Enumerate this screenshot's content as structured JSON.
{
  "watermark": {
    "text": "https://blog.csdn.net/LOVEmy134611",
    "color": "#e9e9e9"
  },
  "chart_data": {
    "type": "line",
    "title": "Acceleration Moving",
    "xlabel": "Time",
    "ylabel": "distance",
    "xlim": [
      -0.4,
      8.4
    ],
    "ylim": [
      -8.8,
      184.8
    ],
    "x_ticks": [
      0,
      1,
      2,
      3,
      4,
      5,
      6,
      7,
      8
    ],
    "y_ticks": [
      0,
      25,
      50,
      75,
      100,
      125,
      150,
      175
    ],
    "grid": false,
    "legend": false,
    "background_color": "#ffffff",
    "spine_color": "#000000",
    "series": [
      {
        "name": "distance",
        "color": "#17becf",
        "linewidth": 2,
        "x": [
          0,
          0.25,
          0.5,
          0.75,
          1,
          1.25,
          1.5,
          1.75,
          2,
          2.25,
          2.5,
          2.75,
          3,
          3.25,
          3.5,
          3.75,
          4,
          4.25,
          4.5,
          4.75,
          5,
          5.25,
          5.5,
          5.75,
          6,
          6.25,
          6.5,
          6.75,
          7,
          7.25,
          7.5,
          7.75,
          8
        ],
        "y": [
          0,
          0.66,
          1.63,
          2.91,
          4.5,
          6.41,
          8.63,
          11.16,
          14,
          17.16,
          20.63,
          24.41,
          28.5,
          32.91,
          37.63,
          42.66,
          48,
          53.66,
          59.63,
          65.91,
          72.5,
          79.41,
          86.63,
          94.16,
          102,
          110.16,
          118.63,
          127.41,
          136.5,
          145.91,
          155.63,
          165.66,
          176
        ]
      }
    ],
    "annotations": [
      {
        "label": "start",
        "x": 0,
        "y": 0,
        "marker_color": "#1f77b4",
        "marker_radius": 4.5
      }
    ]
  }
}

#### [Stated problem]
Output all of the material exactly as written.

#### [Answer to the exercise]
Enumerate this screenshot's content as structured JSON.
{
  "watermark": {
    "text": "https://blog.csdn.net/LOVEmy134611",
    "color": "#e9e9e9"
  },
  "chart_data": {
    "type": "line",
    "title": "Acceleration Moving",
    "xlabel": "Time",
    "ylabel": "distance",
    "xlim": [
      -0.4,
      8.4
    ],
    "ylim": [
      -8.8,
      184.8
    ],
    "x_ticks": [
      0,
      1,
      2,
      3,
      4,
      5,
      6,
      7,
      8
    ],
    "y_ticks": [
      0,
      25,
      50,
      75,
      100,
      125,
      150,
      175
    ],
    "grid": false,
    "legend": false,
    "background_color": "#ffffff",
    "spine_color": "#000000",
    "series": [
      {
        "name": "distance",
        "color": "#17becf",
        "linewidth": 2,
        "x": [
          0,
          0.25,
          0.5,
          0.75,
          1,
          1.25,
          1.5,
          1.75,
          2,
          2.25,
          2.5,
          2.75,
          3,
          3.25,
          3.5,
          3.75,
          4,
          4.25,
          4.5,
          4.75,
          5,
          5.25,
          5.5,
          5.75,
          6,
          6.25,
          6.5,
          6.75,
          7,
          7.25,
          7.5,
          7.75,
          8
        ],
        "y": [
          0,
          0.66,
          1.63,
          2.91,
          4.5,
          6.41,
          8.63,
          11.16,
          14,
          17.16,
          20.63,
          24.41,
          28.5,
          32.91,
          37.63,
          42.66,
          48,
          53.66,
          59.63,
          65.91,
          72.5,
          79.41,
          86.63,
          94.16,
          102,
          110.16,
          118.63,
          127.41,
          136.5,
          145.91,
          155.63,
          165.66,
          176
        ]
      }
    ],
    "annotations": [
      {
        "label": "start",
        "x": 0,
        "y": 0,
        "marker_color": "#1f77b4",
        "marker_radius": 4.5
      }
    ]
  }
}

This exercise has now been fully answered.